▶ Problem to work on:
Reproduce each line bearing the word "جواهر".

▶ Data:
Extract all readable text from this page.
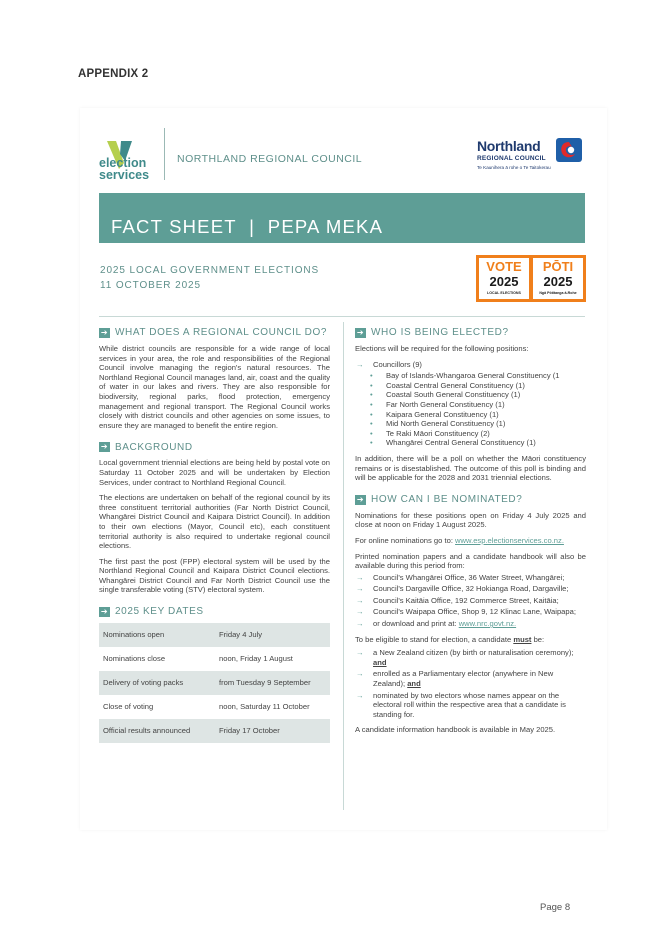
APPENDIX 2
election
services
NORTHLAND REGIONAL COUNCIL
Northland
REGIONAL COUNCIL
Te Kaunihera ā rohe o Te Taitokerau
FACT SHEET  |  PEPA MEKA
2025 LOCAL GOVERNMENT ELECTIONS
11 OCTOBER 2025
VOTE
2025
LOCAL ELECTIONS
PŌTI
2025
Ngā Pōtitanga ā-Rohe
➔ WHAT DOES A REGIONAL COUNCIL DO?

While district councils are responsible for a wide range of local services in your area, the role and responsibilities of the Regional Council involve managing the region's natural resources. The Northland Regional Council manages land, air, coast and the quality of water in our lakes and rivers. They are also responsible for biodiversity, regional parks, flood protection, emergency management and regional transport. The Regional Council works closely with district councils and other agencies on some issues, to ensure they are managed to benefit the entire region.

➔ BACKGROUND

Local government triennial elections are being held by postal vote on Saturday 11 October 2025 and will be undertaken by Election Services, under contract to Northland Regional Council.

The elections are undertaken on behalf of the regional council by its three constituent territorial authorities (Far North District Council, Whangārei District Council and Kaipara District Council). In addition to their own elections (Mayor, Council etc), each constituent territorial authority is also required to undertake regional council elections.

The first past the post (FPP) electoral system will be used by the Northland Regional Council and Kaipara District Council elections. Whangārei District Council and Far North District Council use the single transferable voting (STV) electoral system.

➔ 2025 KEY DATES
Nominations open	Friday 4 July
Nominations close	noon, Friday 1 August
Delivery of voting packs	from Tuesday 9 September
Close of voting	noon, Saturday 11 October
Official results announced	Friday 17 October
➔ WHO IS BEING ELECTED?

Elections will be required for the following positions:

→ Councillors (9)
• Bay of Islands-Whangaroa General Constituency (1
• Coastal Central General Constituency (1)
• Coastal South General Constituency (1)
• Far North General Constituency (1)
• Kaipara General Constituency (1)
• Mid North General Constituency (1)
• Te Raki Māori Constituency (2)
• Whangārei Central General Constituency (1)

In addition, there will be a poll on whether the Māori constituency remains or is disestablished. The outcome of this poll is binding and will be applicable for the 2028 and 2031 triennial elections.

➔ HOW CAN I BE NOMINATED?

Nominations for these positions open on Friday 4 July 2025 and close at noon on Friday 1 August 2025.

For online nominations go to: www.esp.electionservices.co.nz.

Printed nomination papers and a candidate handbook will also be available during this period from:

→ Council's Whangārei Office, 36 Water Street, Whangārei;
→ Council's Dargaville Office, 32 Hokianga Road, Dargaville;
→ Council's Kaitāia Office, 192 Commerce Street, Kaitāia;
→ Council's Waipapa Office, Shop 9, 12 Klinac Lane, Waipapa;
→ or download and print at: www.nrc.govt.nz.

To be eligible to stand for election, a candidate must be:

→ a New Zealand citizen (by birth or naturalisation ceremony); and
→ enrolled as a Parliamentary elector (anywhere in New Zealand); and
→ nominated by two electors whose names appear on the electoral roll within the respective area that a candidate is standing for.

A candidate information handbook is available in May 2025.

Page 8
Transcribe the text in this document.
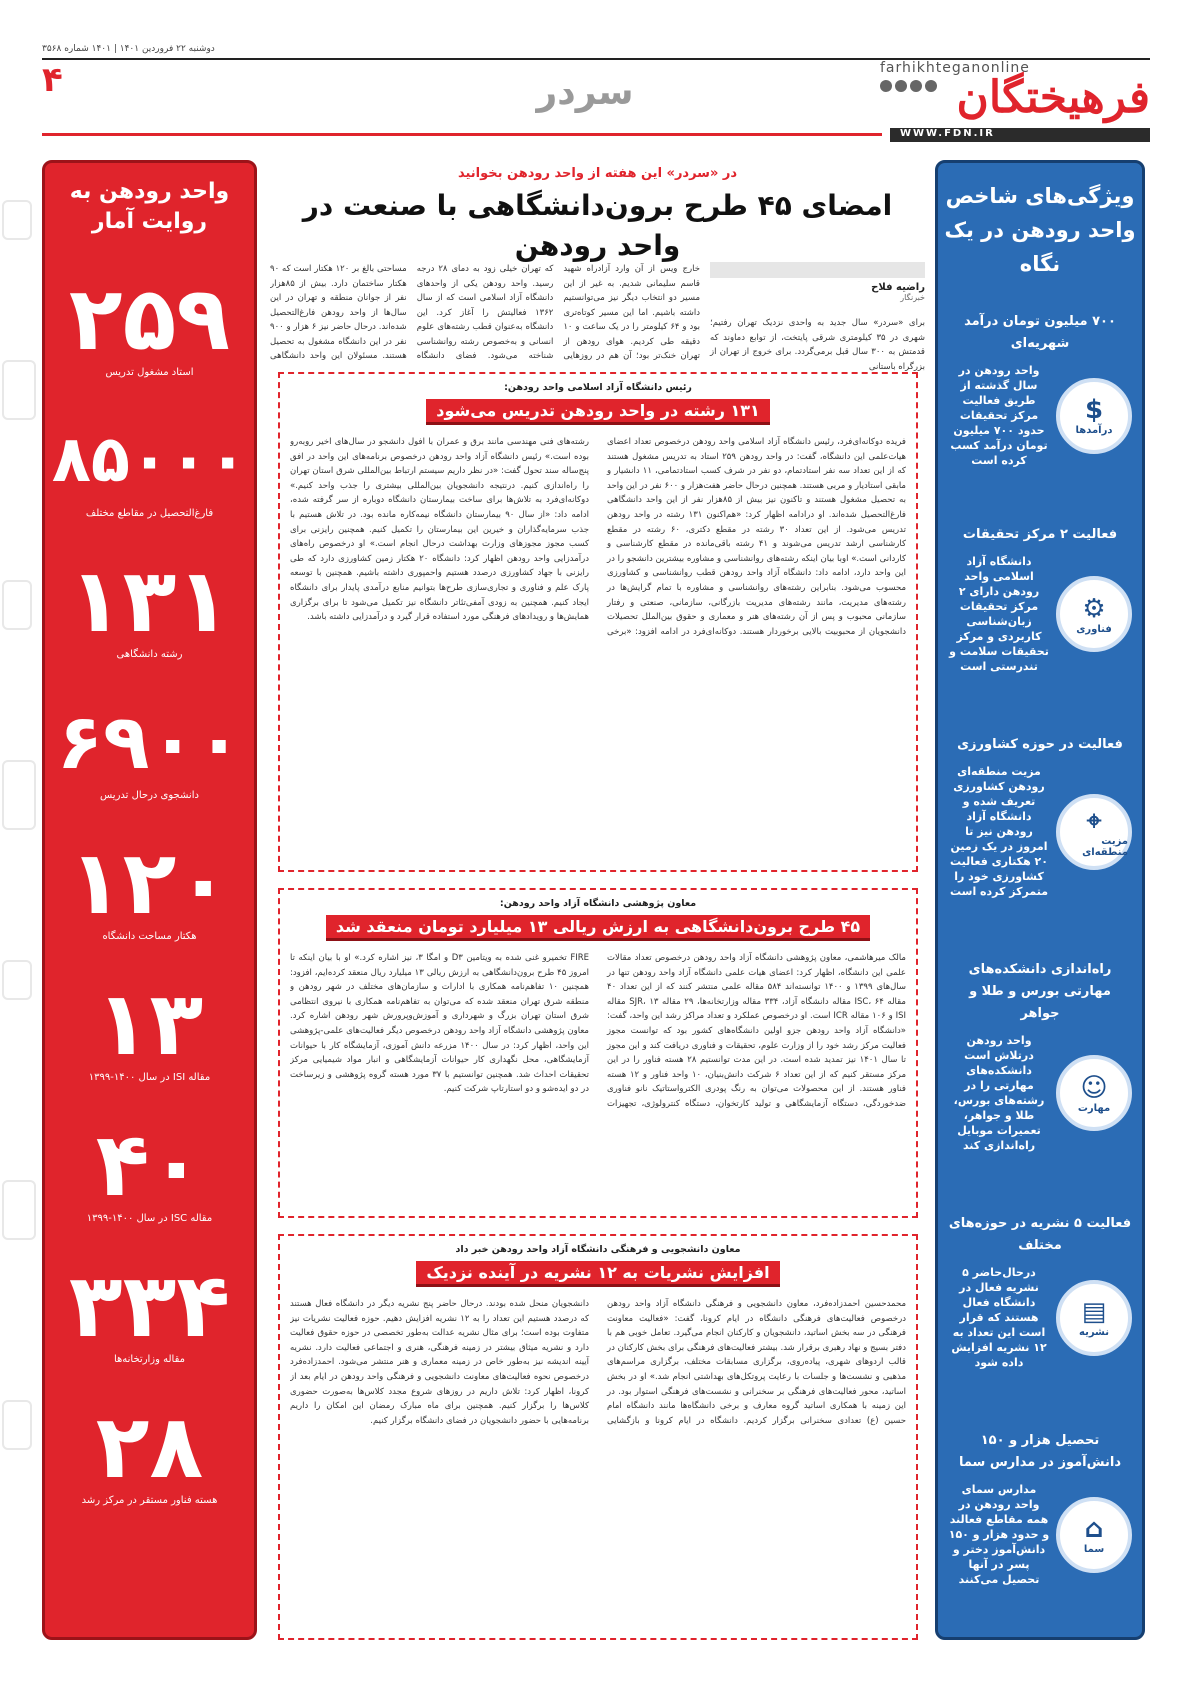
دوشنبه ۲۲ فروردین ۱۴۰۱ | ۱۴۰۱ شماره ۳۵۶۸
۴	سردر
farhikhteganonline
فرهیختگان
WWW.FDN.IR
واحد رودهن به روایت آمار
۲۵۹
استاد مشغول تدریس
۸۵۰۰۰
فارغ‌التحصیل در مقاطع مختلف
۱۳۱
رشته دانشگاهی
۶۹۰۰
دانشجوی درحال تدریس
۱۲۰
هکتار مساحت دانشگاه
۱۳
مقاله ISI در سال ۱۴۰۰-۱۳۹۹
۴۰
مقاله ISC در سال ۱۴۰۰-۱۳۹۹
۳۳۴
مقاله وزارتخانه‌ها
۲۸
هسته فناور مستقر در مرکز رشد
در «سردر» این هفته از واحد رودهن بخوانید
امضای ۴۵ طرح برون‌دانشگاهی با صنعت در واحد رودهن
راضیه فلاح
خبرنگار
برای «سردر» سال جدید به واحدی نزدیک تهران رفتیم؛ شهری در ۳۵ کیلومتری شرقی پایتخت، از توابع دماوند که قدمتش به ۳۰۰ سال قبل برمی‌گردد. برای خروج از تهران از بزرگراه باستانی
خارج ویس از آن وارد آزادراه شهید قاسم سلیمانی شدیم. به غیر از این مسیر دو انتخاب دیگر نیز می‌توانستیم داشته باشیم. اما این مسیر کوتاه‌تری بود و ۶۴ کیلومتر را در یک ساعت و ۱۰ دقیقه طی کردیم. هوای رودهن از تهران خنک‌تر بود؛ آن هم در روزهایی که تهران خیلی زود به دمای ۲۸ درجه رسید. واحد رودهن یکی از واحدهای دانشگاه آزاد اسلامی است که از سال ۱۳۶۲ فعالیتش را آغاز کرد. این دانشگاه به‌عنوان قطب رشته‌های علوم انسانی و به‌خصوص رشته روانشناسی شناخته می‌شود. فضای دانشگاه مساحتی بالغ بر ۱۲۰ هکتار است که ۹۰ هکتار ساختمان دارد. بیش از ۸۵هزار نفر از جوانان منطقه و تهران در این سال‌ها از واحد رودهن فارغ‌التحصیل شده‌اند. درحال حاضر نیز ۶ هزار و ۹۰۰ نفر در این دانشگاه مشغول به تحصیل هستند. مسئولان این واحد دانشگاهی
رئیس دانشگاه آزاد اسلامی واحد رودهن:
۱۳۱ رشته در واحد رودهن تدریس می‌شود
فریده دوکانه‌ای‌فرد، رئیس دانشگاه آزاد اسلامی واحد رودهن درخصوص تعداد اعضای هیات‌علمی این دانشگاه، گفت: در واحد رودهن ۲۵۹ استاد به تدریس مشغول هستند که از این تعداد سه نفر استادتمام، دو نفر در شرف کسب استادتمامی، ۱۱ دانشیار و مابقی استادیار و مربی هستند. همچنین درحال حاضر هفت‌هزار و ۶۰۰ نفر در این واحد به تحصیل مشغول هستند و تاکنون نیز بیش از ۸۵هزار نفر از این واحد دانشگاهی فارغ‌التحصیل شده‌اند. او درادامه اظهار کرد: «هم‌اکنون ۱۳۱ رشته در واحد رودهن تدریس می‌شود. از این تعداد ۳۰ رشته در مقطع دکتری، ۶۰ رشته در مقطع کارشناسی ارشد تدریس می‌شوند و ۴۱ رشته باقی‌مانده در مقطع کارشناسی و کاردانی است.» اوبا بیان اینکه رشته‌های روانشناسی و مشاوره بیشترین دانشجو را در این واحد دارد، ادامه داد: دانشگاه آزاد واحد رودهن قطب روانشناسی و کشاورزی محسوب می‌شود. بنابراین رشته‌های روانشناسی و مشاوره با تمام گرایش‌ها در رشته‌های مدیریت، مانند رشته‌های مدیریت بازرگانی، سازمانی، صنعتی و رفتار سازمانی محبوب و پس از آن رشته‌های هنر و معماری و حقوق بین‌الملل تحصیلات دانشجویان از محبوبیت بالایی برخوردار هستند. دوکانه‌ای‌فرد در ادامه افزود: «برخی رشته‌های فنی مهندسی مانند برق و عمران با افول دانشجو در سال‌های اخیر روبه‌رو بوده است.» رئیس دانشگاه آزاد واحد رودهن درخصوص برنامه‌های این واحد در افق پنج‌ساله سند تحول گفت: «در نظر داریم سیستم ارتباط بین‌المللی شرق استان تهران را راه‌اندازی کنیم. درنتیجه دانشجویان بین‌المللی بیشتری را جذب واحد کنیم.» دوکانه‌ای‌فرد به تلاش‌ها برای ساخت بیمارستان دانشگاه دوباره از سر گرفته شده، ادامه داد: «از سال ۹۰ بیمارستان دانشگاه نیمه‌کاره مانده بود. در تلاش هستیم با جذب سرمایه‌گذاران و خیرین این بیمارستان را تکمیل کنیم. همچنین رایزنی برای کسب مجوز مجوزهای وزارت بهداشت درحال انجام است.» او درخصوص راه‌های درآمدزایی واحد رودهن اظهار کرد: دانشگاه ۲۰ هکتار زمین کشاورزی دارد که طی رایزنی با جهاد کشاورزی درصدد هستیم واحمپوری داشته باشیم. همچنین با توسعه پارک علم و فناوری و تجاری‌سازی طرح‌ها بتوانیم منابع درآمدی پایدار برای دانشگاه ایجاد کنیم. همچنین به زودی آمفی‌تئاتر دانشگاه نیز تکمیل می‌شود تا برای برگزاری همایش‌ها و رویدادهای فرهنگی مورد استفاده قرار گیرد و درآمدزایی داشته باشد.
معاون پژوهشی دانشگاه آزاد واحد رودهن:
۴۵ طرح برون‌دانشگاهی به ارزش ریالی ۱۳ میلیارد تومان منعقد شد
مالک میرهاشمی، معاون پژوهشی دانشگاه آزاد واحد رودهن درخصوص تعداد مقالات علمی این دانشگاه، اظهار کرد: اعضای هیات علمی دانشگاه آزاد واحد رودهن تنها در سال‌های ۱۳۹۹ و ۱۴۰۰ توانسته‌اند ۵۸۴ مقاله علمی منتشر کنند که از این تعداد ۴۰ مقاله ISC، ۶۴ مقاله دانشگاه آزاد، ۳۳۴ مقاله وزارتخانه‌ها، ۲۹ مقاله SJR، ۱۳ مقاله ISI و ۱۰۶ مقاله ICR است. او درخصوص عملکرد و تعداد مراکز رشد این واحد، گفت: «دانشگاه آزاد واحد رودهن جزو اولین دانشگاه‌های کشور بود که توانست مجوز فعالیت مرکز رشد خود را از وزارت علوم، تحقیقات و فناوری دریافت کند و این مجوز تا سال ۱۴۰۱ نیز تمدید شده است. در این مدت توانستیم ۲۸ هسته فناور را در این مرکز مستقر کنیم که از این تعداد ۶ شرکت دانش‌بنیان، ۱۰ واحد فناور و ۱۲ هسته فناور هستند. از این محصولات می‌توان به رنگ پودری الکترواستاتیک نانو فناوری ضدخوردگی، دستگاه آزمایشگاهی و تولید کارتخوان، دستگاه کنترولوژی، تجهیزات FIRE تخمیرو غنی شده به ویتامین D۳ و امگا ۳، نیز اشاره کرد.» او با بیان اینکه تا امروز ۴۵ طرح برون‌دانشگاهی به ارزش ریالی ۱۳ میلیارد ریال منعقد کرده‌ایم، افزود: همچنین ۱۰ تفاهم‌نامه همکاری با ادارات و سازمان‌های مختلف در شهر رودهن و منطقه شرق تهران منعقد شده که می‌توان به تفاهم‌نامه همکاری با نیروی انتظامی شرق استان تهران بزرگ و شهرداری و آموزش‌وپرورش شهر رودهن اشاره کرد. معاون پژوهشی دانشگاه آزاد واحد رودهن درخصوص دیگر فعالیت‌های علمی-پژوهشی این واحد، اظهار کرد: در سال ۱۴۰۰ مزرعه دانش آموزی، آزمایشگاه کار با حیوانات آزمایشگاهی، محل نگهداری کار حیوانات آزمایشگاهی و انبار مواد شیمیایی مرکز تحقیقات احداث شد. همچنین توانستیم با ۳۷ مورد هسته گروه پژوهشی و زیرساخت در دو ایده‌شو و دو استارتاپ شرکت کنیم.
معاون دانشجویی و فرهنگی دانشگاه آزاد واحد رودهن خبر داد
افزایش نشریات به ۱۲ نشریه در آینده نزدیک
محمدحسین احمدزاده‌فرد، معاون دانشجویی و فرهنگی دانشگاه آزاد واحد رودهن درخصوص فعالیت‌های فرهنگی دانشگاه در ایام کرونا، گفت: «فعالیت معاونت فرهنگی در سه بخش اساتید، دانشجویان و کارکنان انجام می‌گیرد. تعامل خوبی هم با دفتر بسیج و نهاد رهبری برقرار شد. بیشتر فعالیت‌های فرهنگی برای بخش کارکنان در قالب اردوهای شهری، پیاده‌روی، برگزاری مسابقات مختلف، برگزاری مراسم‌های مذهبی و نشست‌ها و جلسات با رعایت پروتکل‌های بهداشتی انجام شد.» او در بخش اساتید، محور فعالیت‌های فرهنگی بر سخنرانی و نشست‌های فرهنگی استوار بود. در این زمینه با همکاری اساتید گروه معارف و برخی دانشگاه‌ها مانند دانشگاه امام حسین (ع) تعدادی سخنرانی برگزار کردیم. دانشگاه در ایام کرونا و بازگشایی دانشجویان منحل شده بودند. درحال حاضر پنج نشریه دیگر در دانشگاه فعال هستند که درصدد هستیم این تعداد را به ۱۲ نشریه افزایش دهیم. حوزه فعالیت نشریات نیز متفاوت بوده است؛ برای مثال نشریه عدالت به‌طور تخصصی در حوزه حقوق فعالیت دارد و نشریه میثاق بیشتر در زمینه فرهنگی، هنری و اجتماعی فعالیت دارد. نشریه آیینه اندیشه نیز به‌طور خاص در زمینه معماری و هنر منتشر می‌شود. احمدزاده‌فرد درخصوص نحوه فعالیت‌های معاونت دانشجویی و فرهنگی واحد رودهن در ایام بعد از کرونا، اظهار کرد: تلاش داریم در روزهای شروع مجدد کلاس‌ها به‌صورت حضوری کلاس‌ها را برگزار کنیم. همچنین برای ماه مبارک رمضان این امکان را داریم برنامه‌هایی با حضور دانشجویان در فضای دانشگاه برگزار کنیم.
ویژگی‌های شاخص واحد رودهن در یک نگاه
۷۰۰ میلیون تومان درآمد شهریه‌ای
$
درآمدها
واحد رودهن در سال گذشته از طریق فعالیت مرکز تحقیقات حدود ۷۰۰ میلیون تومان درآمد کسب کرده است
فعالیت ۲ مرکز تحقیقات
⚙
فناوری
دانشگاه آزاد اسلامی واحد رودهن دارای ۲ مرکز تحقیقات زبان‌شناسی کاربردی و مرکز تحقیقات سلامت و تندرستی است
فعالیت در حوزه کشاورزی
⌖
مزیت منطقه‌ای
مزیت منطقه‌ای رودهن کشاورزی تعریف شده و دانشگاه آزاد رودهن نیز تا امروز در یک زمین ۲۰ هکتاری فعالیت کشاورزی خود را متمرکز کرده است
راه‌اندازی دانشکده‌های مهارتی بورس و طلا و جواهر
☺
مهارت
واحد رودهن درتلاش است دانشکده‌های مهارتی را در رشته‌های بورس، طلا و جواهر، تعمیرات موبایل راه‌اندازی کند
فعالیت ۵ نشریه در حوزه‌های مختلف
▤
نشریه
درحال‌حاضر ۵ نشریه فعال در دانشگاه فعال هستند که قرار است این تعداد به ۱۲ نشریه افزایش داده شود
تحصیل هزار و ۱۵۰ دانش‌آموز در مدارس سما
⌂
سما
مدارس سمای واحد رودهن در همه مقاطع فعالند و حدود هزار و ۱۵۰ دانش‌آموز دختر و پسر در آنها تحصیل می‌کنند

▶ Solution to this exercise:
راه‌اندازی دانشکده‌های مهارتی بورس و طلا و جواهر
واحد رودهن درتلاش است دانشکده‌های مهارتی را در رشته‌های بورس، طلا و جواهر، تعمیرات موبایل راه‌اندازی کند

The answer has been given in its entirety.